▸ Given instruction 1
In the passage on Alpino annotation, what file extension must a suite file end with?

▸ Passage provided
- - - -

Alpino is the tool that we use for interactive annotation. Before using Alpino, make sure that Alpino is properly installed on your machine. Please consult a local wizard for this. The Alpino program itself can be started with the command:

Alpino

The command can take very many options. However, for annotation, there is a specialized script, called Annotate, that we normally use for the specific purpose of annotating. It requires an argument which indicates which suite (a named collection of sentences) you want to annotate.

Annotate NameOfSuite

Annotate can take all the options that Alpino knows about, but these options are placed after the name of the suite.

The Annotate script has some particular assumptions about the directory structure that you are working in. You are advised to construct a new directory for the purpose of annotation. Perhaps this directory is called DCOI or LASSY or ALPINO or some such. In this directory, there ought to be two sub-directories called Suites and Treebank respectively. In the Suites-directory you will collect the files (called suites) that you need to annotate. The annotations will be placed in the directory Treebank. The Annotate script will create a sub-directory in Treebank for each suite that you annotate.

File format of suites

In the directory Suites you need to place the sets of sentences that are to be annotated. Each such a set is called a suite. Such a set of sentences is placed in a file ending with the extension .sents. Although one is free to use any name for the suites, there should be no dots in the filenames (e.g. 1.1.1.2.Thesis.txt.tok.pl), as these will confuse Alpino. For instance, you might create the file my_corpus.sents containing the following lines:

1|De zon komt op boven de stortplaats van het stadje Merlijn .
2|Er klinkt een zacht geluid .
3|Lila het vosje spitst de oren .
4|Ze probeert erachter te komen waar het geluid vandaan komt .
5|Nee , het is geen vogel .

Every line contains a key, a vertical bar, and the tokens of the sentence, separated by space. Note that the sentences are assumed to be tokenized here already: punctuation symbols are treated as separate tokens and therefore seperated by spaces as well. There are various tools in the Alpino software suite for tokenizing texts into this format, but here we assume that you have been given files such as those already.

- - - -

▸ Exercise input
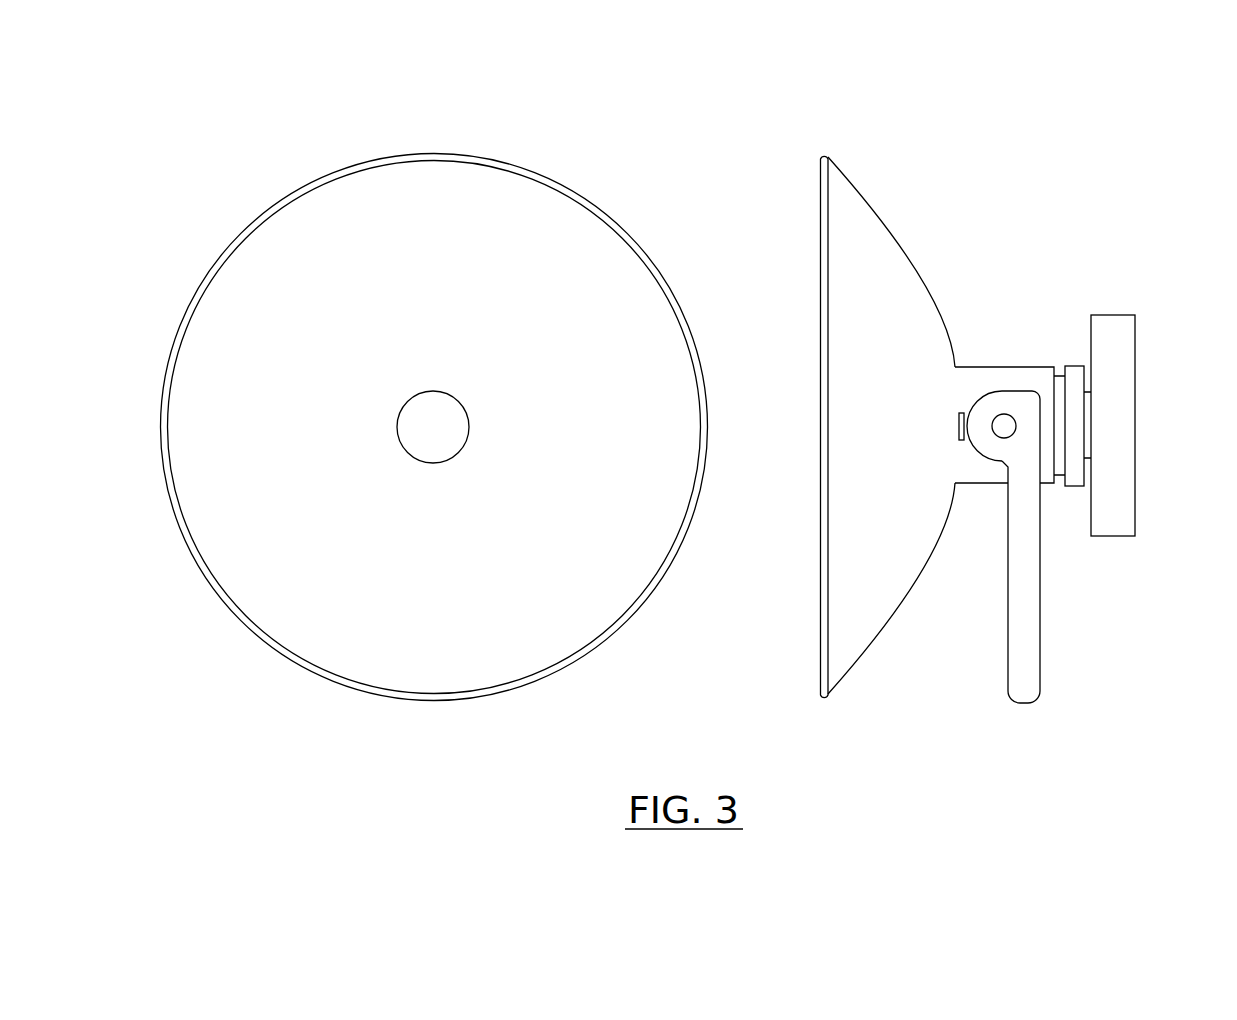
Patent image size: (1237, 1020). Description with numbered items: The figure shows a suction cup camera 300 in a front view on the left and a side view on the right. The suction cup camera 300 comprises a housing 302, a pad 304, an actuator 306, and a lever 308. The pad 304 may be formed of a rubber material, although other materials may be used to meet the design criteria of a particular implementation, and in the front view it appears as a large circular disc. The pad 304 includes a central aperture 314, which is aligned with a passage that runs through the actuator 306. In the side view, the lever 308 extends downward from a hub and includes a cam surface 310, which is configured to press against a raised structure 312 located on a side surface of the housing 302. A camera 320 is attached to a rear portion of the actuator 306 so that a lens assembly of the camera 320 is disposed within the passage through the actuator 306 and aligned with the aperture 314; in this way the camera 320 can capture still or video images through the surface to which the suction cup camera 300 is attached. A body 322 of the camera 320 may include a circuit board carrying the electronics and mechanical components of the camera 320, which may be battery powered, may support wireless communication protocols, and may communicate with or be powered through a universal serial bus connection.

The suction cup camera 300 is at (325, 76).
The housing 302 is at (326, 176).
The pad 304 is at (451, 265).
The actuator 306 is at (1075, 367).
The lever 308 is at (1040, 656).
The cam surface 310 is at (966, 405).
The raised structure 312 is at (959, 437).
The aperture 314 is at (420, 396).
The camera 320 is at (1117, 315).
The body 322 is at (1104, 444).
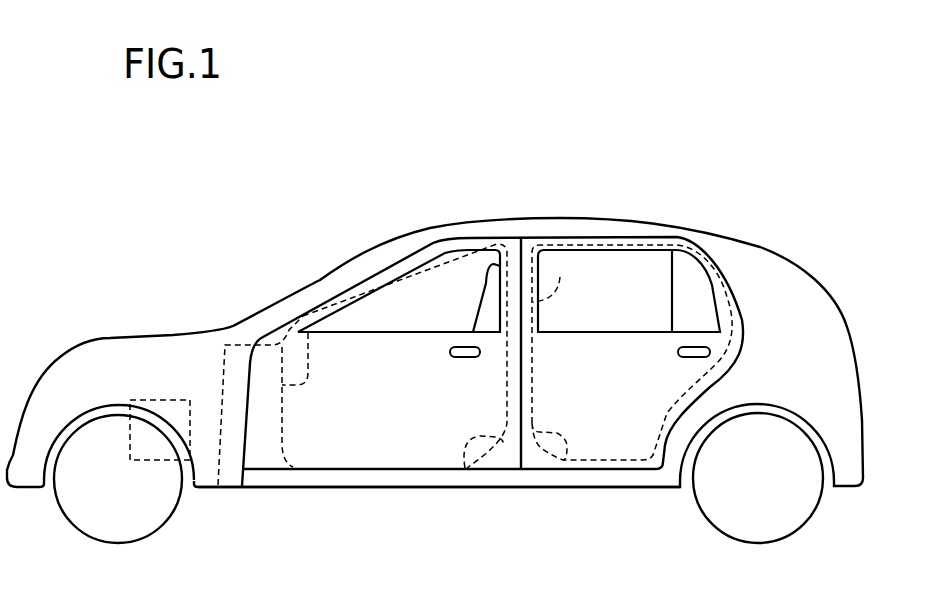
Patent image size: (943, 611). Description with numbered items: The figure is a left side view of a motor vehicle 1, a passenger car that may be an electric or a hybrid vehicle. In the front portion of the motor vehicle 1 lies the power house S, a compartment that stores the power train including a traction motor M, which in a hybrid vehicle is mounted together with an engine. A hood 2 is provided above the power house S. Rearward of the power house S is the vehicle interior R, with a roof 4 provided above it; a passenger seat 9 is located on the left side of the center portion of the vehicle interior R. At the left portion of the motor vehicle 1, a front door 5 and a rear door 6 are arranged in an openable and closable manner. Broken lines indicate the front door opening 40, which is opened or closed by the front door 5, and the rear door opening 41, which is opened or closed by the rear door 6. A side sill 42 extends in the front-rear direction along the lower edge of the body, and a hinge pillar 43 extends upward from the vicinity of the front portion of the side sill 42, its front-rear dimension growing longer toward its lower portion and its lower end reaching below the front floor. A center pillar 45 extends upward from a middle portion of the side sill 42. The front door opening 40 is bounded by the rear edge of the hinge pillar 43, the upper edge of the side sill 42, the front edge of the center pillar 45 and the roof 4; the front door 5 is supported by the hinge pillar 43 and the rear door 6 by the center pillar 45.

The motor vehicle 1 is at (654, 207).
The hood 2 is at (100, 337).
The roof 4 is at (410, 230).
The front door 5 is at (347, 457).
The rear door 6 is at (625, 445).
The passenger seat 9 is at (493, 263).
The front door opening 40 is at (465, 472).
The rear door opening 41 is at (563, 463).
The side sill 42 is at (285, 480).
The hinge pillar 43 is at (308, 333).
The center pillar 45 is at (560, 277).
The vehicle interior R is at (460, 273).
The power house S is at (177, 367).
The traction motor M is at (160, 460).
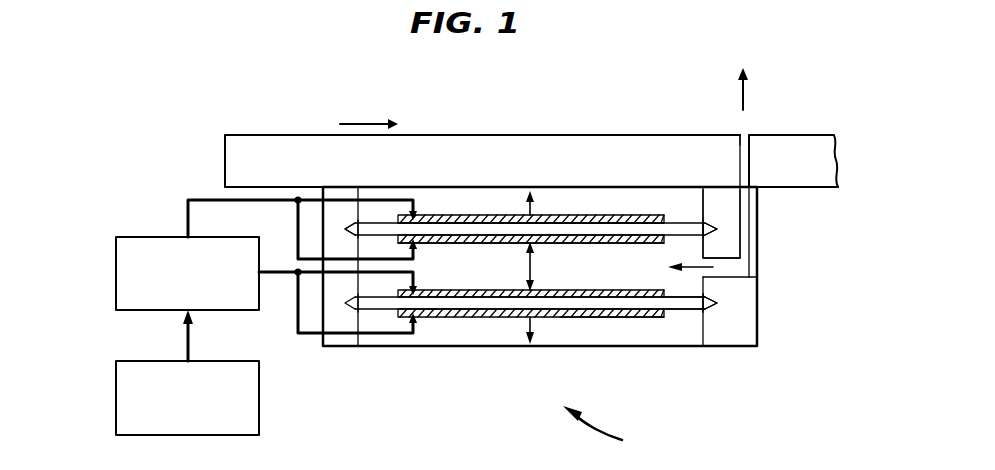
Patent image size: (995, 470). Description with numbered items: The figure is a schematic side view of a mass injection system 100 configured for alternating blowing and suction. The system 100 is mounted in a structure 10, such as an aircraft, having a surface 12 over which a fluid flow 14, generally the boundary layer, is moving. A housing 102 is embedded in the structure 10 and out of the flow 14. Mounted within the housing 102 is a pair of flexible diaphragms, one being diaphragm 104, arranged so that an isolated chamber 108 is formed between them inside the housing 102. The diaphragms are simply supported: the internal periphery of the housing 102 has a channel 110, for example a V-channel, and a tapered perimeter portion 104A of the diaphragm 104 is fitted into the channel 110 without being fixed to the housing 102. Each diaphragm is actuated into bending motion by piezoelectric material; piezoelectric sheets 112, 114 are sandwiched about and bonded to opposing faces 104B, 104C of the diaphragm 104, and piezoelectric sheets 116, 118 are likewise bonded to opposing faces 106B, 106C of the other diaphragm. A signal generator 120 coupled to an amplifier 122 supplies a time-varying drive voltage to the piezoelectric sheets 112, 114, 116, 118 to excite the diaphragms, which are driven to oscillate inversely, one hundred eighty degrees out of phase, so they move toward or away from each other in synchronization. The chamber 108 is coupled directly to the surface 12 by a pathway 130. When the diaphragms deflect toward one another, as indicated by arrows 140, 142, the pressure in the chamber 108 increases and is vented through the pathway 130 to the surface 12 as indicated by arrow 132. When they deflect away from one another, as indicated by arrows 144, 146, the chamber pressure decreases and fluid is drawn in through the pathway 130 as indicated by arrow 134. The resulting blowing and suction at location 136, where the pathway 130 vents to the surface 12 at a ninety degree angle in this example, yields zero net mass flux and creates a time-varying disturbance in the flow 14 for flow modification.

The structure 10 is at (245, 156).
The surface 12 is at (425, 135).
The fluid flow 14 is at (358, 122).
The mass injection system 100 is at (607, 429).
The housing 102 is at (743, 323).
The diaphragm 104 is at (592, 224).
The perimeter portion 104A is at (346, 226).
The face of diaphragm 104B is at (710, 230).
The opposing face of diaphragm 104C is at (687, 243).
The face of diaphragm 106B is at (386, 290).
The opposing face of diaphragm 106C is at (688, 313).
The chamber 108 is at (623, 257).
The channel 110 is at (716, 228).
The piezoelectric sheet 112 is at (548, 215).
The piezoelectric sheet 114 is at (492, 245).
The piezoelectric sheet 116 is at (452, 290).
The piezoelectric sheet 118 is at (460, 318).
The signal generator 120 is at (116, 385).
The amplifier 122 is at (116, 277).
The pathway 130 is at (728, 264).
The arrow 132 is at (745, 97).
The arrow 134 is at (698, 268).
The location 136 is at (747, 133).
The arrow 140 is at (535, 246).
The arrow 142 is at (565, 320).
The arrow 144 is at (527, 211).
The arrow 146 is at (533, 338).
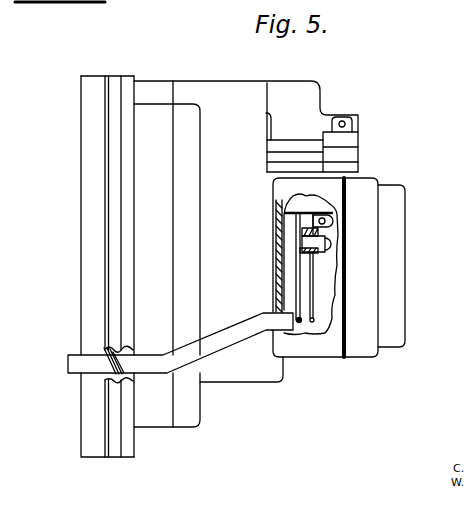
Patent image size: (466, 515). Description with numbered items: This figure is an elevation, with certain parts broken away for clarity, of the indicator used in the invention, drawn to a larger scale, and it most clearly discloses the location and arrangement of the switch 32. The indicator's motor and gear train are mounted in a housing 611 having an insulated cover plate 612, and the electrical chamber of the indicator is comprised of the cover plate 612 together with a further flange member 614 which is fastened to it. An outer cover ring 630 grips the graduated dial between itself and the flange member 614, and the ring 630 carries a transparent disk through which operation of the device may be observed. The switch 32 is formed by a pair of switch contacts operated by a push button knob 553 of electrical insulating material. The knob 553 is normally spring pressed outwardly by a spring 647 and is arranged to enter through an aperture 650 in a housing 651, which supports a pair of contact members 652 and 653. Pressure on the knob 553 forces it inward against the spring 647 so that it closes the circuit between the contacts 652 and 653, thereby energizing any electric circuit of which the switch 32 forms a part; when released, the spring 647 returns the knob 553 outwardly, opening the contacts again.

The switch 32 is at (291, 267).
The push button knob 553 is at (70, 362).
The housing 611 is at (222, 366).
The insulated cover plate 612 is at (160, 412).
The flange member 614 is at (78, 2).
The outer cover ring 630 is at (88, 427).
The spring 647 is at (123, 364).
The aperture 650 is at (266, 334).
The housing 651 is at (312, 348).
The contact member 652 is at (305, 280).
The contact member 653 is at (316, 292).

- - - -

▸ Given instruction 2
Rewrite the stretch of the listing from its start through the line containing "The body 322 is at (1104, 444).", replacing "universal serial bus" with "USB" and keeping everything else unchanged. Leave the pictures out of your answer.

▸ Solution 1
.sents

▸ Solution 2
Patent image size: (1237, 1020). Description with numbered items: The figure shows a suction cup camera 300 in a front view on the left and a side view on the right. The suction cup camera 300 comprises a housing 302, a pad 304, an actuator 306, and a lever 308. The pad 304 may be formed of a rubber material, although other materials may be used to meet the design criteria of a particular implementation, and in the front view it appears as a large circular disc. The pad 304 includes a central aperture 314, which is aligned with a passage that runs through the actuator 306. In the side view, the lever 308 extends downward from a hub and includes a cam surface 310, which is configured to press against a raised structure 312 located on a side surface of the housing 302. A camera 320 is attached to a rear portion of the actuator 306 so that a lens assembly of the camera 320 is disposed within the passage through the actuator 306 and aligned with the aperture 314; in this way the camera 320 can capture still or video images through the surface to which the suction cup camera 300 is attached. A body 322 of the camera 320 may include a circuit board carrying the electronics and mechanical components of the camera 320, which may be battery powered, may support wireless communication protocols, and may communicate with or be powered through a USB connection.

The suction cup camera 300 is at (325, 76).
The housing 302 is at (326, 176).
The pad 304 is at (451, 265).
The actuator 306 is at (1075, 367).
The lever 308 is at (1040, 656).
The cam surface 310 is at (966, 405).
The raised structure 312 is at (959, 437).
The aperture 314 is at (420, 396).
The camera 320 is at (1117, 315).
The body 322 is at (1104, 444).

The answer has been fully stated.